PROVIDED TEXT
********
When monitoring the effects of PCA

  • Establish a standard measurement scale to assess the patient's level of pain.
  • Develop monitoring requirements for patients who are receiving PCA and be alert for signs of oversedation. At a minimum, evaluate the patient's level of pain, alertness, and vital signs, including rate and quality of respirations, every 4 hours.
  • Evaluate all patients with minimal verbal and tactile stimulation to obtain an accurate assessment of their level of sedation.
  • Monitor patients more frequently during the first 24 hours and at night, when hypoventilation and nocturnal hypoxia may occur.
  • Establish risk factors that could increase respiratory depression (e.g., obesity or low body weight, concomitant medications that potentiate opiates, preexisting conditions such as asthma and sleep apnea) and determine the level of enhanced monitoring that would be required if these patients use PCA (e.g., capnography, apnea alarms at night).
  • Identify the infrequent situations where critical care patients may be suitable for nurse-controlled analgesia, and the level of enhanced monitoring that would be required for these patients.
  • Do not rely on pulse oximetry readings alone to detect opiate toxicity. Since capnography is currently not available for all PCA patients, reserve its use for those with a heightened risk of toxicity, and with nurse-controlled analgesia.
********
RECORDS SUPPLIED

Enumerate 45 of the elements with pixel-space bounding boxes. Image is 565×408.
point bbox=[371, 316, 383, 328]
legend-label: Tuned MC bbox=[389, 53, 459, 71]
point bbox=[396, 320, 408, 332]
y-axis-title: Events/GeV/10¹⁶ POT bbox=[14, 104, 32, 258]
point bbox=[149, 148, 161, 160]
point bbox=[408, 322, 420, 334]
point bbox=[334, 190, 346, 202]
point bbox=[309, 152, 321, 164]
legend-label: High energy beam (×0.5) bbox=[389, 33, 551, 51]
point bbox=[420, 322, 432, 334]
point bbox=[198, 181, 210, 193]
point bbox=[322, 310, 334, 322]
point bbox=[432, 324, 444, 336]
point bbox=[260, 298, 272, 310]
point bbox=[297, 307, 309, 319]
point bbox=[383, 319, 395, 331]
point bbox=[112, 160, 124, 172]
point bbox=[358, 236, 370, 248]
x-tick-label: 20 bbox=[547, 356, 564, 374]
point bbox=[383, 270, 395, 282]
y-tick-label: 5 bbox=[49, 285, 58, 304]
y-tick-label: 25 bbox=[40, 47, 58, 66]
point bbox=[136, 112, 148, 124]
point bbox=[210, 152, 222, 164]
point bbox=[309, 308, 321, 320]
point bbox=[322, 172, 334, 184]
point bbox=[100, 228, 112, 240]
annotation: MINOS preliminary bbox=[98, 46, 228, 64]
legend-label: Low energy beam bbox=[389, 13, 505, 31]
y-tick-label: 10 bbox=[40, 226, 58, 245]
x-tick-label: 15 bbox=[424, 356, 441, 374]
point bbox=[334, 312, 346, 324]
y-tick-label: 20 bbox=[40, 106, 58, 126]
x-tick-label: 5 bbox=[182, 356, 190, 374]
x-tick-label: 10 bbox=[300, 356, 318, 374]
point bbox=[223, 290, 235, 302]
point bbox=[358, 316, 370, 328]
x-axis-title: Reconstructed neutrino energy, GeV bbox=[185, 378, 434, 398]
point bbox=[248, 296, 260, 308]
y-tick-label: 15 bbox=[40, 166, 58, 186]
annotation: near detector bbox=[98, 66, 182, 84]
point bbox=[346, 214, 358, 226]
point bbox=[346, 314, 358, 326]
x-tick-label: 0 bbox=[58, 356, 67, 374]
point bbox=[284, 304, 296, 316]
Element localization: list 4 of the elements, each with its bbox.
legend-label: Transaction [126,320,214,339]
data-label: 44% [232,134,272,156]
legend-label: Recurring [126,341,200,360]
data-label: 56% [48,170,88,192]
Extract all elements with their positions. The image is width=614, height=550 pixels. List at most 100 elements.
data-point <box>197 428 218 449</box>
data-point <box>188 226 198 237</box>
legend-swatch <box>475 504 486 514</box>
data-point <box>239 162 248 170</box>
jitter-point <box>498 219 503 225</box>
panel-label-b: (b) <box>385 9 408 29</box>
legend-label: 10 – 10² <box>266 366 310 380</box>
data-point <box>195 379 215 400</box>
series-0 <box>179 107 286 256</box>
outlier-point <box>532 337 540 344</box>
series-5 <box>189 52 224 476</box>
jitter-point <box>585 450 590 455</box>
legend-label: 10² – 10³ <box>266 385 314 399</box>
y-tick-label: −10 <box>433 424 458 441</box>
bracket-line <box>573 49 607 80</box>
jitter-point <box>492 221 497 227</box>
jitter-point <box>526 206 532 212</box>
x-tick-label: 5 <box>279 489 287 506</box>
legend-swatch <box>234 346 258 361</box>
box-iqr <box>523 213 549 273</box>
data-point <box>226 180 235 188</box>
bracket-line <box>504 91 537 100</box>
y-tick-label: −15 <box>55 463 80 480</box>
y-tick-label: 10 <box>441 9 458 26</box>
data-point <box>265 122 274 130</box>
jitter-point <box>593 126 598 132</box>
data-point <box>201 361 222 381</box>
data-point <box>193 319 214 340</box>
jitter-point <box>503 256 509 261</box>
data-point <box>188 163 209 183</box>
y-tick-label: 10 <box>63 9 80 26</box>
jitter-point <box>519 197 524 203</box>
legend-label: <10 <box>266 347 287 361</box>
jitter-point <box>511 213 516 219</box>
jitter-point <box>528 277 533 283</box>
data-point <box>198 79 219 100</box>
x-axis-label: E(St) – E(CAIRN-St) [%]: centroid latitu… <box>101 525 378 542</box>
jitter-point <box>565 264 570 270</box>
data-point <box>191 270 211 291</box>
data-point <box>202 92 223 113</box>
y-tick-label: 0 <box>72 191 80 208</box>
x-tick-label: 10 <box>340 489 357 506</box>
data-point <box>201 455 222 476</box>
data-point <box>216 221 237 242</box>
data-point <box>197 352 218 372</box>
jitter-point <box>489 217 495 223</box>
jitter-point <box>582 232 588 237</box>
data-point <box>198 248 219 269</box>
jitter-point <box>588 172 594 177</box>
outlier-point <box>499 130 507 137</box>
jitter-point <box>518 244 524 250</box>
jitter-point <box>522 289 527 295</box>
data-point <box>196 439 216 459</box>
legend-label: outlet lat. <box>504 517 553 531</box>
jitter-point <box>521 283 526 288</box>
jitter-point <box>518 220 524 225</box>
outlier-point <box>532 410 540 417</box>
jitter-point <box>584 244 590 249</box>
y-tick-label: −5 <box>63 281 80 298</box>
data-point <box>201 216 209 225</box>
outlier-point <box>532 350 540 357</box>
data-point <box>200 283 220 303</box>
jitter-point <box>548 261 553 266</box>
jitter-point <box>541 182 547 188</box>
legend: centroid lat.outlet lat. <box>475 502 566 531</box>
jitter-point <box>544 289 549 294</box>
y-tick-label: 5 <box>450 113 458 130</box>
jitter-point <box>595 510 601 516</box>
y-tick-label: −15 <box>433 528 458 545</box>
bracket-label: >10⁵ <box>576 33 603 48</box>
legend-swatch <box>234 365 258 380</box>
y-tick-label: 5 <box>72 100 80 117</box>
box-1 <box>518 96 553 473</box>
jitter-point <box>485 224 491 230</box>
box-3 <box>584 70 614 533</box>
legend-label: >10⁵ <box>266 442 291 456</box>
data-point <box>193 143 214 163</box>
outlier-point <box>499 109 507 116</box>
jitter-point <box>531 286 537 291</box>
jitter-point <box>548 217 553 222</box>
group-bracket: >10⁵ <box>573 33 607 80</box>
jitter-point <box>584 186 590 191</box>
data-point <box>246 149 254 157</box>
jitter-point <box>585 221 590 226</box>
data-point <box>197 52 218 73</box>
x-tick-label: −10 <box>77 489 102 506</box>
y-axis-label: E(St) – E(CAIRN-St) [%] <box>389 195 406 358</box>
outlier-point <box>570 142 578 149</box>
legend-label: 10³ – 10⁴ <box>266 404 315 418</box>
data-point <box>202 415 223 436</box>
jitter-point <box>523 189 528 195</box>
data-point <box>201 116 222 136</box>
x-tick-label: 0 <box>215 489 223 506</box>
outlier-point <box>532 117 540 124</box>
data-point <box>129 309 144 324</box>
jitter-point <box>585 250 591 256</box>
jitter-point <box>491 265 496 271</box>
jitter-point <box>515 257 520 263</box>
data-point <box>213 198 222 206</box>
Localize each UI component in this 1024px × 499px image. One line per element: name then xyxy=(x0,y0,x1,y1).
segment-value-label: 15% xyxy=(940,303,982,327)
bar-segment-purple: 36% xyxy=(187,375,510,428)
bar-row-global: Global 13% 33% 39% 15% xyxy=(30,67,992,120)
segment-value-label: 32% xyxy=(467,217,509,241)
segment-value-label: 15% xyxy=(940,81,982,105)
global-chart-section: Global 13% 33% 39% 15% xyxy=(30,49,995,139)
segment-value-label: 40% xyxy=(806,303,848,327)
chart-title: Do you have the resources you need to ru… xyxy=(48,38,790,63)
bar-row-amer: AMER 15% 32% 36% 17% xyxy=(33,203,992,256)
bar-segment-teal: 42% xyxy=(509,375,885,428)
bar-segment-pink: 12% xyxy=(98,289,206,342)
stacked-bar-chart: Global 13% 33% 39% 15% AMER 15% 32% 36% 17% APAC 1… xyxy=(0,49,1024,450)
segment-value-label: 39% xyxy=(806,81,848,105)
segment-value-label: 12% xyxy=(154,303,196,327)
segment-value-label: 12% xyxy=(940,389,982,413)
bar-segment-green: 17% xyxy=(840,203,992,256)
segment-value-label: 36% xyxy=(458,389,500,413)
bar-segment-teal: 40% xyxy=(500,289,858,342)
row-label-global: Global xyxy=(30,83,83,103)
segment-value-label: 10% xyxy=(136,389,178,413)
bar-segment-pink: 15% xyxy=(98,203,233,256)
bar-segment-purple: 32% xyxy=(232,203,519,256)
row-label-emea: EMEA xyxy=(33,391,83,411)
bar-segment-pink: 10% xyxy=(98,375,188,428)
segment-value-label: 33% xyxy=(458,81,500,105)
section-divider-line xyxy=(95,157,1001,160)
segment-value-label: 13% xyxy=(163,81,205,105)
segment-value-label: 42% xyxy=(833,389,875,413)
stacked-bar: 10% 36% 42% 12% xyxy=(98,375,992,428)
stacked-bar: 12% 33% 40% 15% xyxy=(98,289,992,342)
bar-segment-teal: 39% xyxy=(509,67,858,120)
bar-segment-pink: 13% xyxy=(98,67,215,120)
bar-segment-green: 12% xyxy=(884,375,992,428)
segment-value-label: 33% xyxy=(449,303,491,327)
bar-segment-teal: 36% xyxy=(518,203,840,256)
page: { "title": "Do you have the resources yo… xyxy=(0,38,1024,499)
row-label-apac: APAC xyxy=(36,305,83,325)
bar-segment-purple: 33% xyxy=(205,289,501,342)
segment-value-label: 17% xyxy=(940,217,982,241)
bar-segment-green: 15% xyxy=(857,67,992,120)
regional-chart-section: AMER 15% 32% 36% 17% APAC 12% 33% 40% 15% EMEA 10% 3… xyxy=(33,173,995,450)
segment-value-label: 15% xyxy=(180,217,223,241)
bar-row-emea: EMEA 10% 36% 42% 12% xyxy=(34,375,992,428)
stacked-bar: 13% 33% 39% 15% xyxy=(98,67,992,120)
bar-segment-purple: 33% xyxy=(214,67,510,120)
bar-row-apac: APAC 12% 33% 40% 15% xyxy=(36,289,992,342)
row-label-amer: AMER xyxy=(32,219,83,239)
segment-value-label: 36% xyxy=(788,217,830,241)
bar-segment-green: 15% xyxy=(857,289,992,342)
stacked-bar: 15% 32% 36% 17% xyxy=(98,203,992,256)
********
ASSIGNED TASK
Copy the passage from the PCA monitoring text word for word, starting at "When monitoring the" and ending at "hypoxia may occur.", with both of those included. Rely only on the text about monitoring the effects of PCA for what follows.

EXPECTED ANSWER
When monitoring the effects of PCA

  • Establish a standard measurement scale to assess the patient's level of pain.
  • Develop monitoring requirements for patients who are receiving PCA and be alert for signs of oversedation. At a minimum, evaluate the patient's level of pain, alertness, and vital signs, including rate and quality of respirations, every 4 hours.
  • Evaluate all patients with minimal verbal and tactile stimulation to obtain an accurate assessment of their level of sedation.
  • Monitor patients more frequently during the first 24 hours and at night, when hypoventilation and nocturnal hypoxia may occur.